Records contained in a dataset:
====================

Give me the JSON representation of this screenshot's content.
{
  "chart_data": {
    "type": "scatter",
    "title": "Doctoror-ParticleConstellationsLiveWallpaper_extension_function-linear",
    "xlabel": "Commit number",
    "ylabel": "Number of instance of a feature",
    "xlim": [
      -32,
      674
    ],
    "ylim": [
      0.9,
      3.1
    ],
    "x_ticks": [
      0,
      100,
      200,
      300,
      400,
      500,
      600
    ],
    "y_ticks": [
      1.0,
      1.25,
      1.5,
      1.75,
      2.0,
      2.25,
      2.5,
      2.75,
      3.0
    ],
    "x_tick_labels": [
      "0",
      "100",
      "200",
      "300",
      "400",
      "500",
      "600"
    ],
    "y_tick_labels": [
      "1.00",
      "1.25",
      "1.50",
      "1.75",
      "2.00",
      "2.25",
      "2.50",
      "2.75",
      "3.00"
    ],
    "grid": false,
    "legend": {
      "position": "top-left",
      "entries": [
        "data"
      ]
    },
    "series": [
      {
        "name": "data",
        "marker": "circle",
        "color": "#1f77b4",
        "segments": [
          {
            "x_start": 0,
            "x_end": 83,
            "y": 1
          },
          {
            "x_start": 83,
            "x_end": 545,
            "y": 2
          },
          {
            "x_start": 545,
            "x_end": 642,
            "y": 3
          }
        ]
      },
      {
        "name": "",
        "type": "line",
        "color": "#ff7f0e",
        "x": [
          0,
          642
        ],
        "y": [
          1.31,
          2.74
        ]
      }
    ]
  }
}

====================

#### REQUIREMENT:
Without changing a word, restate the whole listing.

#### RESULT OF THIS EXERCISE:
Give me the JSON representation of this screenshot's content.
{
  "chart_data": {
    "type": "scatter",
    "title": "Doctoror-ParticleConstellationsLiveWallpaper_extension_function-linear",
    "xlabel": "Commit number",
    "ylabel": "Number of instance of a feature",
    "xlim": [
      -32,
      674
    ],
    "ylim": [
      0.9,
      3.1
    ],
    "x_ticks": [
      0,
      100,
      200,
      300,
      400,
      500,
      600
    ],
    "y_ticks": [
      1.0,
      1.25,
      1.5,
      1.75,
      2.0,
      2.25,
      2.5,
      2.75,
      3.0
    ],
    "x_tick_labels": [
      "0",
      "100",
      "200",
      "300",
      "400",
      "500",
      "600"
    ],
    "y_tick_labels": [
      "1.00",
      "1.25",
      "1.50",
      "1.75",
      "2.00",
      "2.25",
      "2.50",
      "2.75",
      "3.00"
    ],
    "grid": false,
    "legend": {
      "position": "top-left",
      "entries": [
        "data"
      ]
    },
    "series": [
      {
        "name": "data",
        "marker": "circle",
        "color": "#1f77b4",
        "segments": [
          {
            "x_start": 0,
            "x_end": 83,
            "y": 1
          },
          {
            "x_start": 83,
            "x_end": 545,
            "y": 2
          },
          {
            "x_start": 545,
            "x_end": 642,
            "y": 3
          }
        ]
      },
      {
        "name": "",
        "type": "line",
        "color": "#ff7f0e",
        "x": [
          0,
          642
        ],
        "y": [
          1.31,
          2.74
        ]
      }
    ]
  }
}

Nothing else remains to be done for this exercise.